#### SET EXERCISE:
Set down the material below word for word, excluding the pictures.
---------- STORED RECORDS ----------
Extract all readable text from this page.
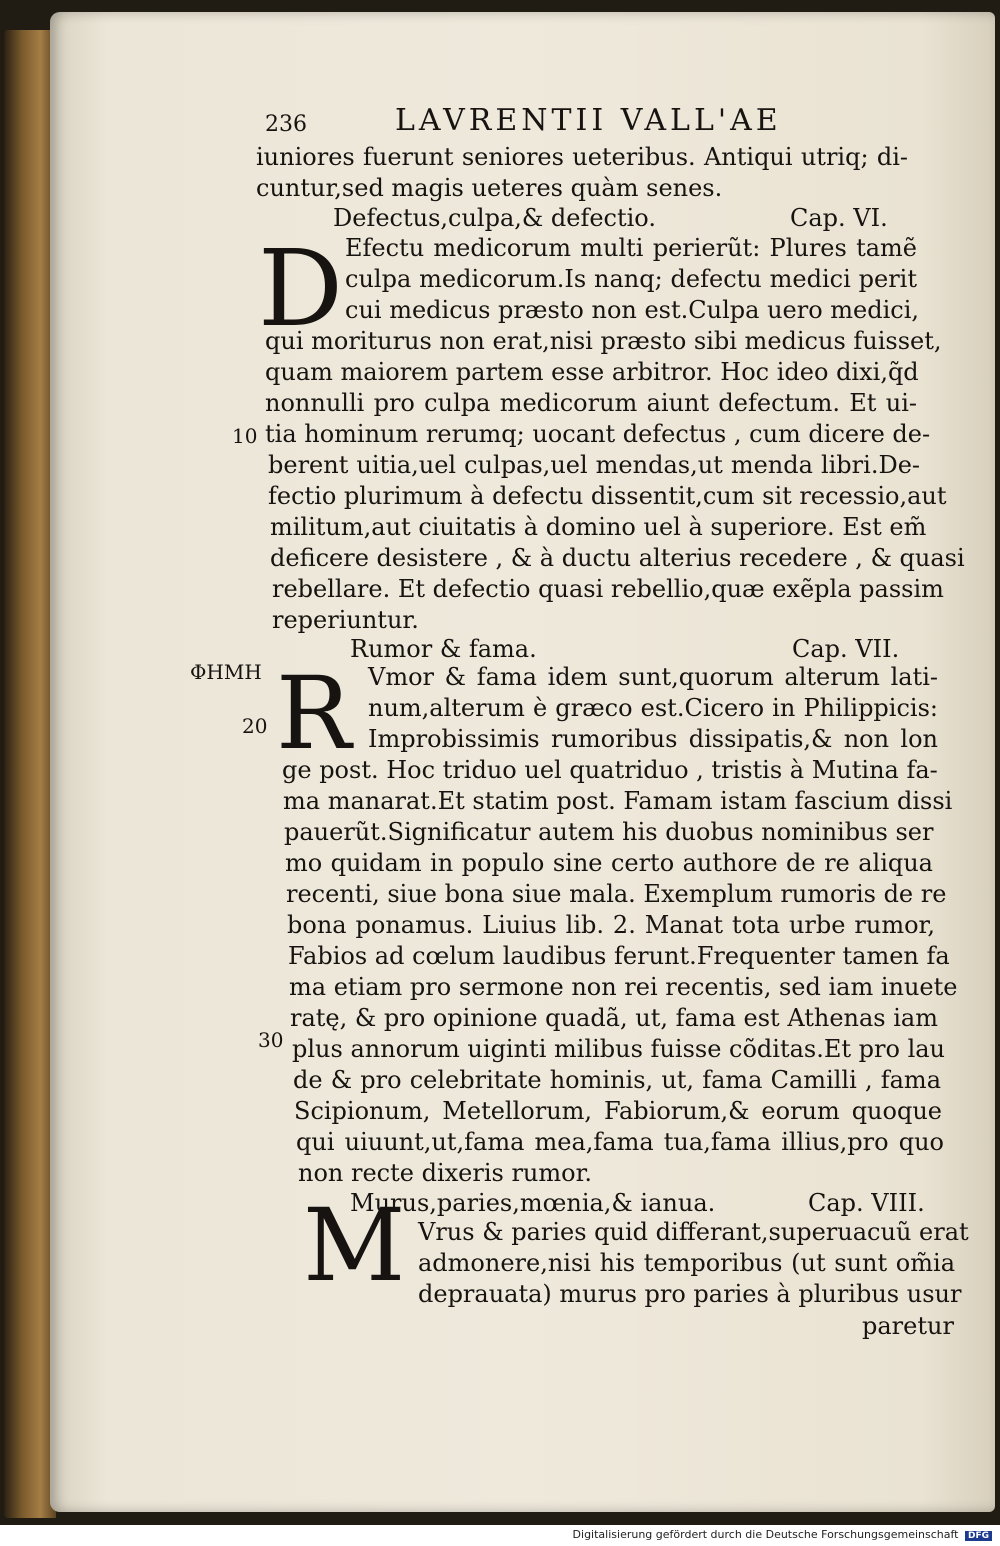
236	LAVRENTII VALL'AE
iuniores fuerunt seniores ueteribus. Antiqui utriq; di-
cuntur,sed magis ueteres quàm senes.
Defectus,culpa,& defectio.	Cap. VI.
D Efectu medicorum multi perierũt: Plures tamẽ
culpa medicorum.Is nanq; defectu medici perit
cui medicus præsto non est.Culpa uero medici,
qui moriturus non erat,nisi præsto sibi medicus fuisset,
quam maiorem partem esse arbitror. Hoc ideo dixi,q̃d
nonnulli pro culpa medicorum aiunt defectum. Et ui-
tia hominum rerumq; uocant defectus , cum dicere de-
berent uitia,uel culpas,uel mendas,ut menda libri.De-
fectio plurimum à defectu dissentit,cum sit recessio,aut
militum,aut ciuitatis à domino uel à superiore. Est em̃
deficere desistere , & à ductu alterius recedere , & quasi
rebellare. Et defectio quasi rebellio,quæ exẽpla passim
reperiuntur.
Rumor & fama.	Cap. VII.
R Vmor & fama idem sunt,quorum alterum lati-
num,alterum è græco est.Cicero in Philippicis:
Improbissimis rumoribus dissipatis,& non lon
ge post. Hoc triduo uel quatriduo , tristis à Mutina fa-
ma manarat.Et statim post. Famam istam fascium dissi
pauerũt.Significatur autem his duobus nominibus ser
mo quidam in populo sine certo authore de re aliqua
recenti, siue bona siue mala. Exemplum rumoris de re
bona ponamus. Liuius lib. 2. Manat tota urbe rumor,
Fabios ad cœlum laudibus ferunt.Frequenter tamen fa
ma etiam pro sermone non rei recentis, sed iam inuete
ratę, & pro opinione quadã, ut, fama est Athenas iam
plus annorum uiginti milibus fuisse cõditas.Et pro lau
de & pro celebritate hominis, ut, fama Camilli , fama
Scipionum, Metellorum, Fabiorum,& eorum quoque
qui uiuunt,ut,fama mea,fama tua,fama illius,pro quo
non recte dixeris rumor.
Murus,paries,mœnia,& ianua.	Cap. VIII.
M Vrus & paries quid differant,superuacuũ erat
admonere,nisi his temporibus (ut sunt om̃ia
deprauata) murus pro paries à pluribus usur
paretur
10
ΦHMH
20
30
Digitalisierung gefördert durch die Deutsche Forschungsgemeinschaft DFG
----------
#### COMPLETED TASK:
Extract all readable text from this page.
236	LAVRENTII VALL'AE
iuniores fuerunt seniores ueteribus. Antiqui utriq; di-
cuntur,sed magis ueteres quàm senes.
Defectus,culpa,& defectio.	Cap. VI.
D Efectu medicorum multi perierũt: Plures tamẽ
culpa medicorum.Is nanq; defectu medici perit
cui medicus præsto non est.Culpa uero medici,
qui moriturus non erat,nisi præsto sibi medicus fuisset,
quam maiorem partem esse arbitror. Hoc ideo dixi,q̃d
nonnulli pro culpa medicorum aiunt defectum. Et ui-
tia hominum rerumq; uocant defectus , cum dicere de-
berent uitia,uel culpas,uel mendas,ut menda libri.De-
fectio plurimum à defectu dissentit,cum sit recessio,aut
militum,aut ciuitatis à domino uel à superiore. Est em̃
deficere desistere , & à ductu alterius recedere , & quasi
rebellare. Et defectio quasi rebellio,quæ exẽpla passim
reperiuntur.
Rumor & fama.	Cap. VII.
R Vmor & fama idem sunt,quorum alterum lati-
num,alterum è græco est.Cicero in Philippicis:
Improbissimis rumoribus dissipatis,& non lon
ge post. Hoc triduo uel quatriduo , tristis à Mutina fa-
ma manarat.Et statim post. Famam istam fascium dissi
pauerũt.Significatur autem his duobus nominibus ser
mo quidam in populo sine certo authore de re aliqua
recenti, siue bona siue mala. Exemplum rumoris de re
bona ponamus. Liuius lib. 2. Manat tota urbe rumor,
Fabios ad cœlum laudibus ferunt.Frequenter tamen fa
ma etiam pro sermone non rei recentis, sed iam inuete
ratę, & pro opinione quadã, ut, fama est Athenas iam
plus annorum uiginti milibus fuisse cõditas.Et pro lau
de & pro celebritate hominis, ut, fama Camilli , fama
Scipionum, Metellorum, Fabiorum,& eorum quoque
qui uiuunt,ut,fama mea,fama tua,fama illius,pro quo
non recte dixeris rumor.
Murus,paries,mœnia,& ianua.	Cap. VIII.
M Vrus & paries quid differant,superuacuũ erat
admonere,nisi his temporibus (ut sunt om̃ia
deprauata) murus pro paries à pluribus usur
paretur
10
ΦHMH
20
30
Digitalisierung gefördert durch die Deutsche Forschungsgemeinschaft DFG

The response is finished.